◆ ITEMS
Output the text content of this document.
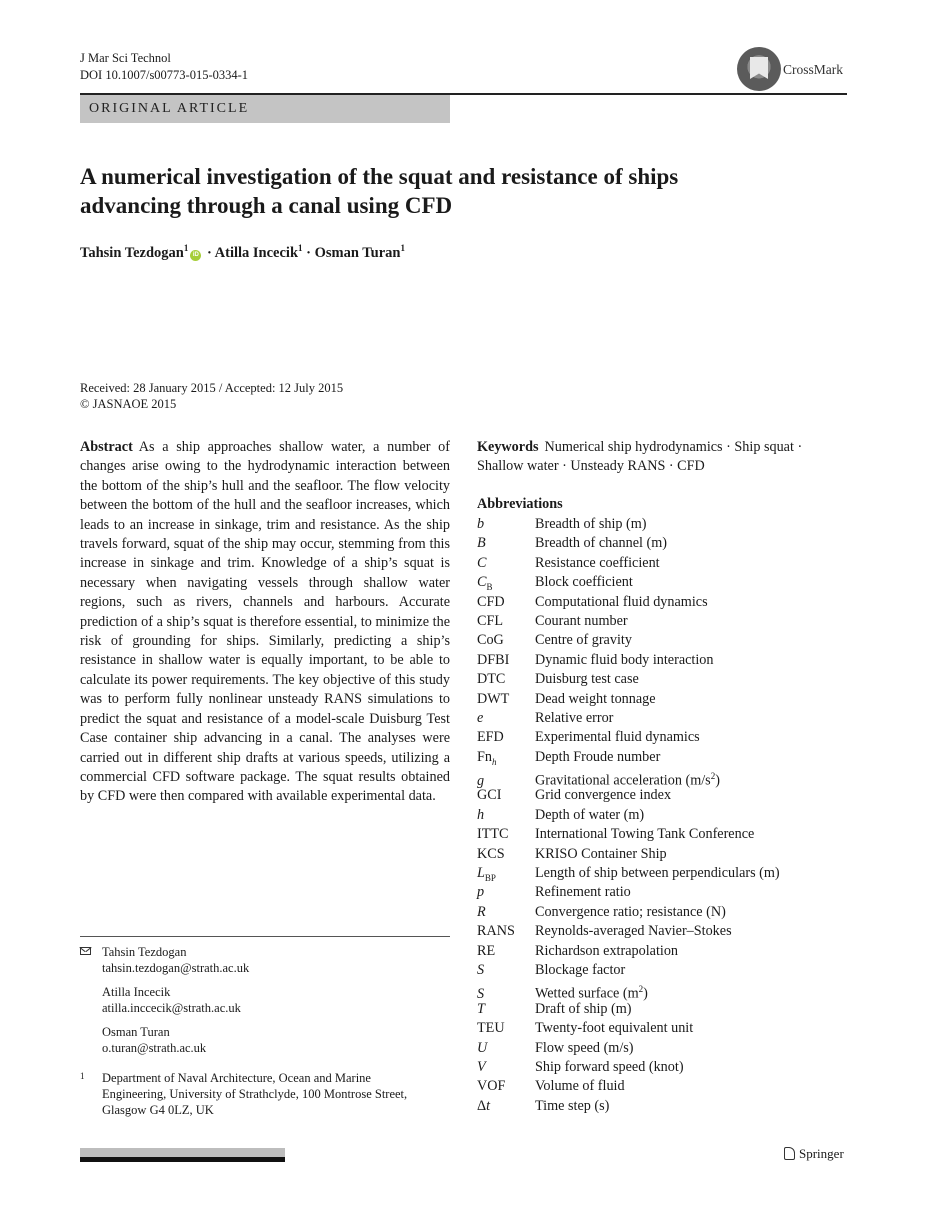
J Mar Sci Technol
DOI 10.1007/s00773-015-0334-1	CrossMark
ORIGINAL ARTICLE
A numerical investigation of the squat and resistance of ships
advancing through a canal using CFD
Tahsin Tezdogan$^1$iD · Atilla Incecik$^1$ · Osman Turan$^1$
Received: 28 January 2015 / Accepted: 12 July 2015
© JASNAOE 2015
Abstract As a ship approaches shallow water, a number of changes arise owing to the hydrodynamic interaction between the bottom of the ship’s hull and the seafloor. The flow velocity between the bottom of the hull and the seafloor increases, which leads to an increase in sinkage, trim and resistance. As the ship travels forward, squat of the ship may occur, stemming from this increase in sinkage and trim. Knowledge of a ship’s squat is necessary when navigating vessels through shallow water regions, such as rivers, channels and harbours. Accurate prediction of a ship’s squat is therefore essential, to minimize the risk of grounding for ships. Similarly, predicting a ship’s resistance in shallow water is equally important, to be able to calculate its power requirements. The key objective of this study was to perform fully nonlinear unsteady RANS simulations to predict the squat and resistance of a model-scale Duisburg Test Case container ship advancing in a canal. The analyses were carried out in different ship drafts at various speeds, utilizing a commercial CFD software package. The squat results obtained by CFD were then compared with available experimental data.
Tahsin Tezdogan
tahsin.tezdogan@strath.ac.uk
Atilla Incecik
atilla.inccecik@strath.ac.uk
Osman Turan
o.turan@strath.ac.uk
1 Department of Naval Architecture, Ocean and Marine
Engineering, University of Strathclyde, 100 Montrose Street,
Glasgow G4 0LZ, UK
Keywords Numerical ship hydrodynamics · Ship squat · Shallow water · Unsteady RANS · CFD
Abbreviations
b	Breadth of ship (m)
B	Breadth of channel (m)
C	Resistance coefficient
$C_B$	Block coefficient
CFD Computational fluid dynamics
CFL Courant number
CoG Centre of gravity
DFBI Dynamic fluid body interaction
DTC Duisburg test case
DWT Dead weight tonnage
e	Relative error
EFD Experimental fluid dynamics
$Fn_h$	Depth Froude number
g	Gravitational acceleration $(m/s^2)$
GCI Grid convergence index
h	Depth of water (m)
ITTC International Towing Tank Conference
KCS KRISO Container Ship
$L_{BP}$	Length of ship between perpendiculars (m)
p	Refinement ratio
R	Convergence ratio; resistance (N)
RANS Reynolds-averaged Navier–Stokes
RE	Richardson extrapolation
S	Blockage factor
S	Wetted surface $(m^2)$
T	Draft of ship (m)
TEU Twenty-foot equivalent unit
U	Flow speed (m/s)
V	Ship forward speed (knot)
VOF Volume of fluid
Δt	Time step (s)
Springer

◆ WHAT NEEDS TO BE DONE
Leave out the pictures and output the rest of the material exactly as written.

◆ RESPONSE TO THIS TASK
Output the text content of this document.
J Mar Sci Technol
DOI 10.1007/s00773-015-0334-1	CrossMark
ORIGINAL ARTICLE
A numerical investigation of the squat and resistance of ships
advancing through a canal using CFD
Tahsin Tezdogan$^1$iD · Atilla Incecik$^1$ · Osman Turan$^1$
Received: 28 January 2015 / Accepted: 12 July 2015
© JASNAOE 2015
Abstract As a ship approaches shallow water, a number of changes arise owing to the hydrodynamic interaction between the bottom of the ship’s hull and the seafloor. The flow velocity between the bottom of the hull and the seafloor increases, which leads to an increase in sinkage, trim and resistance. As the ship travels forward, squat of the ship may occur, stemming from this increase in sinkage and trim. Knowledge of a ship’s squat is necessary when navigating vessels through shallow water regions, such as rivers, channels and harbours. Accurate prediction of a ship’s squat is therefore essential, to minimize the risk of grounding for ships. Similarly, predicting a ship’s resistance in shallow water is equally important, to be able to calculate its power requirements. The key objective of this study was to perform fully nonlinear unsteady RANS simulations to predict the squat and resistance of a model-scale Duisburg Test Case container ship advancing in a canal. The analyses were carried out in different ship drafts at various speeds, utilizing a commercial CFD software package. The squat results obtained by CFD were then compared with available experimental data.
Tahsin Tezdogan
tahsin.tezdogan@strath.ac.uk
Atilla Incecik
atilla.inccecik@strath.ac.uk
Osman Turan
o.turan@strath.ac.uk
1 Department of Naval Architecture, Ocean and Marine
Engineering, University of Strathclyde, 100 Montrose Street,
Glasgow G4 0LZ, UK
Keywords Numerical ship hydrodynamics · Ship squat · Shallow water · Unsteady RANS · CFD
Abbreviations
b	Breadth of ship (m)
B	Breadth of channel (m)
C	Resistance coefficient
$C_B$	Block coefficient
CFD Computational fluid dynamics
CFL Courant number
CoG Centre of gravity
DFBI Dynamic fluid body interaction
DTC Duisburg test case
DWT Dead weight tonnage
e	Relative error
EFD Experimental fluid dynamics
$Fn_h$	Depth Froude number
g	Gravitational acceleration $(m/s^2)$
GCI Grid convergence index
h	Depth of water (m)
ITTC International Towing Tank Conference
KCS KRISO Container Ship
$L_{BP}$	Length of ship between perpendiculars (m)
p	Refinement ratio
R	Convergence ratio; resistance (N)
RANS Reynolds-averaged Navier–Stokes
RE	Richardson extrapolation
S	Blockage factor
S	Wetted surface $(m^2)$
T	Draft of ship (m)
TEU Twenty-foot equivalent unit
U	Flow speed (m/s)
V	Ship forward speed (knot)
VOF Volume of fluid
Δt	Time step (s)
Springer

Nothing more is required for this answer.